* EXERCISE PROMPT
In the listing below, locate the lines that hold the string "data". Copy those lines.

-- PROVIDED RECORDS start --

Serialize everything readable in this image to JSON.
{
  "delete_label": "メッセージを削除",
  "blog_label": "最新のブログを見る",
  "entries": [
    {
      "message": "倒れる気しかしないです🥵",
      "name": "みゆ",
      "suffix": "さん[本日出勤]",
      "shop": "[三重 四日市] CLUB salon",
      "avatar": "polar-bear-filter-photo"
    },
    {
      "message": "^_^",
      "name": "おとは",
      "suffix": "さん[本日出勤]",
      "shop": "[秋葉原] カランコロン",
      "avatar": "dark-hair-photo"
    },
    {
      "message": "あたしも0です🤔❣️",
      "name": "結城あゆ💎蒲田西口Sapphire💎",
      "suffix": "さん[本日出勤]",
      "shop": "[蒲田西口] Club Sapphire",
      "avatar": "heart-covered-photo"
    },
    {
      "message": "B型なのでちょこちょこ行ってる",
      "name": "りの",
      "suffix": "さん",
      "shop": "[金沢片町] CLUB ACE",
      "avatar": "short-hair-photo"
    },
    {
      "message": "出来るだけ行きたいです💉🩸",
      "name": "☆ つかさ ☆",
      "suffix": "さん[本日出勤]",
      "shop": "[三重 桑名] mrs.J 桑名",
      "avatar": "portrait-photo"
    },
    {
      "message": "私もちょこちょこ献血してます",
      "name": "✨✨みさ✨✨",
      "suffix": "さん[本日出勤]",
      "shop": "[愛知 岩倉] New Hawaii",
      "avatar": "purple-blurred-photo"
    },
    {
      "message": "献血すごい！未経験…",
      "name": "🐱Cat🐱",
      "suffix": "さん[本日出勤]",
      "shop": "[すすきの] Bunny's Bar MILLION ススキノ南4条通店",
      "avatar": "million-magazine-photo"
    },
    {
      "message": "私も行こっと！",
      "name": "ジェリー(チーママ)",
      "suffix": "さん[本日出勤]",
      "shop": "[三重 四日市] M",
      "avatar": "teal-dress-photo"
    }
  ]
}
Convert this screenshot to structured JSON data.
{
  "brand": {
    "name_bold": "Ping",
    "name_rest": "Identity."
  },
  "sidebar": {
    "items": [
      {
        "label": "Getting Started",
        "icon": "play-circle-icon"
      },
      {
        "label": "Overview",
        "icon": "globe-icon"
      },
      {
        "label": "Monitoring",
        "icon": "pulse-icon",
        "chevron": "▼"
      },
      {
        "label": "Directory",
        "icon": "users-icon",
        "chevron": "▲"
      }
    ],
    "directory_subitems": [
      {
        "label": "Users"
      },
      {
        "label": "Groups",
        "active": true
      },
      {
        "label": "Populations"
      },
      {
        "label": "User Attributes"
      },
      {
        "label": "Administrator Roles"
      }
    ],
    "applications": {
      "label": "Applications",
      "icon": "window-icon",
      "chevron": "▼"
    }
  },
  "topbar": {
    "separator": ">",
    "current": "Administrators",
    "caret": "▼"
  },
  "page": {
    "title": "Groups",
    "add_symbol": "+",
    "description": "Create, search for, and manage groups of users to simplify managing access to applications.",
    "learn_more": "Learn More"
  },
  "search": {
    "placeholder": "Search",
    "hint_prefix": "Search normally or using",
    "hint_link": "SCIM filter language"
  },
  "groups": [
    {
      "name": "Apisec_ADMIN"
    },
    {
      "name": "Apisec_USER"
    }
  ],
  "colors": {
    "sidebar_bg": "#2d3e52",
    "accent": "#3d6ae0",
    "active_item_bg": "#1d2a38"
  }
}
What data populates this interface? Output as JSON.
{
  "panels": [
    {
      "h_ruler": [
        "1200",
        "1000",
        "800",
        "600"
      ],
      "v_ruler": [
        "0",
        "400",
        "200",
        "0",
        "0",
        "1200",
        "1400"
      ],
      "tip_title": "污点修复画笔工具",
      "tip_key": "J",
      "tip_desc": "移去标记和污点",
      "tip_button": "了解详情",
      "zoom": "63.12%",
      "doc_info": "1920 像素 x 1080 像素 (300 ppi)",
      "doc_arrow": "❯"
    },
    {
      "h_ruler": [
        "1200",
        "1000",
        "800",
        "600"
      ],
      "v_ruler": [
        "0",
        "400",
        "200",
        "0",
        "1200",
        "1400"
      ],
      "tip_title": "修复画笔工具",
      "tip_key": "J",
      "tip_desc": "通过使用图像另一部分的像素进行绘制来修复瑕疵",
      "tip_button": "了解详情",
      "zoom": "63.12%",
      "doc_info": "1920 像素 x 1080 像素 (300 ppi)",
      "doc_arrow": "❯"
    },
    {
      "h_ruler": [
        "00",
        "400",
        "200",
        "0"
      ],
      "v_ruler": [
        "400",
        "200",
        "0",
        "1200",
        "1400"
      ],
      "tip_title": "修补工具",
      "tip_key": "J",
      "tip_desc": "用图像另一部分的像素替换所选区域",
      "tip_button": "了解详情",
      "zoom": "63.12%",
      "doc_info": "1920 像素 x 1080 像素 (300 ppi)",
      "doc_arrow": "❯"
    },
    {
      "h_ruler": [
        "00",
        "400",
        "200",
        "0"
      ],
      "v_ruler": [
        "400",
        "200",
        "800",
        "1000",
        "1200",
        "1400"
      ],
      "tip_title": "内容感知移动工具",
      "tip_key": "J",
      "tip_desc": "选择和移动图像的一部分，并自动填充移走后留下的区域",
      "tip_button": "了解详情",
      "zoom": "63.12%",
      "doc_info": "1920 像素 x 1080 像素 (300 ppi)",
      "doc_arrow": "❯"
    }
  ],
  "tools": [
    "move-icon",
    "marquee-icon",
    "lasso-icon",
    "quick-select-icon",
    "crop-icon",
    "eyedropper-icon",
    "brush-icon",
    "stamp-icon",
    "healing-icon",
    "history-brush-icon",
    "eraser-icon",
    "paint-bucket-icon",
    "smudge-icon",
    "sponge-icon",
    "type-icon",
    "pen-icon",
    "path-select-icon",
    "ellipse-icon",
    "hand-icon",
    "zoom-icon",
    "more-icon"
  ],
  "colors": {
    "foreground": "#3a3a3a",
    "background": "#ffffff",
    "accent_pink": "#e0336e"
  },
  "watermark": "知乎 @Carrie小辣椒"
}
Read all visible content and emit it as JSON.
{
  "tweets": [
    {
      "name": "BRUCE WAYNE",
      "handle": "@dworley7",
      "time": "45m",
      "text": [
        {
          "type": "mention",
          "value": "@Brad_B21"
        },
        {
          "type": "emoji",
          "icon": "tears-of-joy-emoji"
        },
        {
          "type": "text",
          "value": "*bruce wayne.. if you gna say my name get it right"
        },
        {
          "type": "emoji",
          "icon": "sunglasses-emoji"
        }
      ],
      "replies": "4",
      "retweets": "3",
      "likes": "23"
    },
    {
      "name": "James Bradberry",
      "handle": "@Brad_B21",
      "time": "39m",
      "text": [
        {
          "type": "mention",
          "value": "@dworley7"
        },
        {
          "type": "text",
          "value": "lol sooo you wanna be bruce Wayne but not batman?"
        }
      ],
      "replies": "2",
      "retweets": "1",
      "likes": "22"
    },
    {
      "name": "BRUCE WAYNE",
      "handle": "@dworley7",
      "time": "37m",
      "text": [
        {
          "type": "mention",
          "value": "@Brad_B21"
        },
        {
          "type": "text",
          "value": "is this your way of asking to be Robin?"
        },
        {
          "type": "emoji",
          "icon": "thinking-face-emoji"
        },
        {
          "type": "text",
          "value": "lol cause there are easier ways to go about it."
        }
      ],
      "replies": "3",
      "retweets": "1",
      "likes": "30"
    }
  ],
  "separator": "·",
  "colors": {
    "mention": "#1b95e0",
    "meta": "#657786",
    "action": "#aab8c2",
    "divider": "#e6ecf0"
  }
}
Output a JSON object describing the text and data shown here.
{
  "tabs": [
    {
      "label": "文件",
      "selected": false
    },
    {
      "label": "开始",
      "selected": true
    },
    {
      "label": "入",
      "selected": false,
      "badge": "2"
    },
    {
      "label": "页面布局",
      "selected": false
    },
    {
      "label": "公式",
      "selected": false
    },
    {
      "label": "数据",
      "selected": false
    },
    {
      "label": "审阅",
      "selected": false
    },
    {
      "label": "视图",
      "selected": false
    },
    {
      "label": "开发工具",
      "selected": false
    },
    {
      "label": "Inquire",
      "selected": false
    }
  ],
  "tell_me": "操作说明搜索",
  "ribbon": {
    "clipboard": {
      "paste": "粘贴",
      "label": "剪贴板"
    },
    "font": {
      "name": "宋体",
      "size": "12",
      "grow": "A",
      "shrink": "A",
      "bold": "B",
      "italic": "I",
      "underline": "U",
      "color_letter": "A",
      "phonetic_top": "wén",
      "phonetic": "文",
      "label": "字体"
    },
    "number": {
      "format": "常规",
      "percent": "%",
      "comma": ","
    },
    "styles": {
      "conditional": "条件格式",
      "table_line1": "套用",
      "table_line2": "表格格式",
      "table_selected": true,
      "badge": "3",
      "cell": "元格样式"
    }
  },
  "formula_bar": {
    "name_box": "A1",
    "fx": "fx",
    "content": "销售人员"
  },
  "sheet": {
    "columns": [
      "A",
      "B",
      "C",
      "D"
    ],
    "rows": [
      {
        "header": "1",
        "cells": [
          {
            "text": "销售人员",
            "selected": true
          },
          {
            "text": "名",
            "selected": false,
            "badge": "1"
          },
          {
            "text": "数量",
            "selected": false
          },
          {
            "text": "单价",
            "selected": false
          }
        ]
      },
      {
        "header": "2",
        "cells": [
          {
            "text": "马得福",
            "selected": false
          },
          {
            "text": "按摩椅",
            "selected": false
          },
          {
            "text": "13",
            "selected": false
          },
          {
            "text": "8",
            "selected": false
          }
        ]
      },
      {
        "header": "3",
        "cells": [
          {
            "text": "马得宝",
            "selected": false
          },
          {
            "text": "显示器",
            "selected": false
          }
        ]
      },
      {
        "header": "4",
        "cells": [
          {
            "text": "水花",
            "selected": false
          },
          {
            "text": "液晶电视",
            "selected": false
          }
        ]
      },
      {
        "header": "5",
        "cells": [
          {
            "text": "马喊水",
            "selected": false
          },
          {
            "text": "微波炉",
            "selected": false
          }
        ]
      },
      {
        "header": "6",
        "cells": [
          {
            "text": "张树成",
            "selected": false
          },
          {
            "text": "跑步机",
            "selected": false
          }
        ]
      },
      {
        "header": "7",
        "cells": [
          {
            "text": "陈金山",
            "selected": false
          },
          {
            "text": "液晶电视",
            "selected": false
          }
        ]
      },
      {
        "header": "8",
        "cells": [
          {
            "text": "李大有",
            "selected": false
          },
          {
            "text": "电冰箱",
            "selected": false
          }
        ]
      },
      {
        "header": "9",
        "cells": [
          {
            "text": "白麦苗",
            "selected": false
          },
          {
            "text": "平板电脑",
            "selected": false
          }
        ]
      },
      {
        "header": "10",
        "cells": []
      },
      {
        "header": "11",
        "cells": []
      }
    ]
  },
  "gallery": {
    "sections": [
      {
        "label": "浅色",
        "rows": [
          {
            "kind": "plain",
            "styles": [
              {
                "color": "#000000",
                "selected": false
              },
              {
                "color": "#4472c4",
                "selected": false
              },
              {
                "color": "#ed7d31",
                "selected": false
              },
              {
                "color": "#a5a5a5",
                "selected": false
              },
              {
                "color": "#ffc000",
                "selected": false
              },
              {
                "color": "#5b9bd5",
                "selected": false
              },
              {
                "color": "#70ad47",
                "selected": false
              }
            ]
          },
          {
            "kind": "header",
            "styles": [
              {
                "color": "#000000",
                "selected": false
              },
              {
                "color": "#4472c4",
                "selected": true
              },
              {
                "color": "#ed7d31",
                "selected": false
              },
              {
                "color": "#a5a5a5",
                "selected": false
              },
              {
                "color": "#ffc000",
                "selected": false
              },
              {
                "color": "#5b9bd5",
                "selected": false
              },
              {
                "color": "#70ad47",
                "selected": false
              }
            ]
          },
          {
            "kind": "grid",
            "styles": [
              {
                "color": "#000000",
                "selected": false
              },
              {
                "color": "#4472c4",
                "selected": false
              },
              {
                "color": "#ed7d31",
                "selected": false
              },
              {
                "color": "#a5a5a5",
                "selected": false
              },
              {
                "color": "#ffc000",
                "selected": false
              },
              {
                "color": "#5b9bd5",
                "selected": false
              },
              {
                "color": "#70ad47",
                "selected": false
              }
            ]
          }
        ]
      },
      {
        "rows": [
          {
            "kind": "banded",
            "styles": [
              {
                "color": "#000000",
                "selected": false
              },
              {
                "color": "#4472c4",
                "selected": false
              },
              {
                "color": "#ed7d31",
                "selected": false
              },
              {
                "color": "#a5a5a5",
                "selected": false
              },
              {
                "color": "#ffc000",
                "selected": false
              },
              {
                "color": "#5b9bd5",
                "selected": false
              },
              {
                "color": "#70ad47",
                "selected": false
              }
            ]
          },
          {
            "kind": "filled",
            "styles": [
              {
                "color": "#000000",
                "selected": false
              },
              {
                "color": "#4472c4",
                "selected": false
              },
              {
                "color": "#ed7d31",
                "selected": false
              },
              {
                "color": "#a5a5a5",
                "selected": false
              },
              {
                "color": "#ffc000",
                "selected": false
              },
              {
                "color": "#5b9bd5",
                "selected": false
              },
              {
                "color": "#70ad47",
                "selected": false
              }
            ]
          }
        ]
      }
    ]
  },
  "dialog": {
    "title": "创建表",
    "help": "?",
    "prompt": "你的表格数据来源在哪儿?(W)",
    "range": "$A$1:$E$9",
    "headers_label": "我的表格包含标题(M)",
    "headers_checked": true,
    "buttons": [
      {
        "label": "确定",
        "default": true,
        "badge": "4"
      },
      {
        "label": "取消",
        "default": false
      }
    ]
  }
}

-- PROVIDED RECORDS end --

* TASK RESPONSE
Convert this screenshot to structured JSON data.
What data populates this interface? Output as JSON.
Output a JSON object describing the text and data shown here.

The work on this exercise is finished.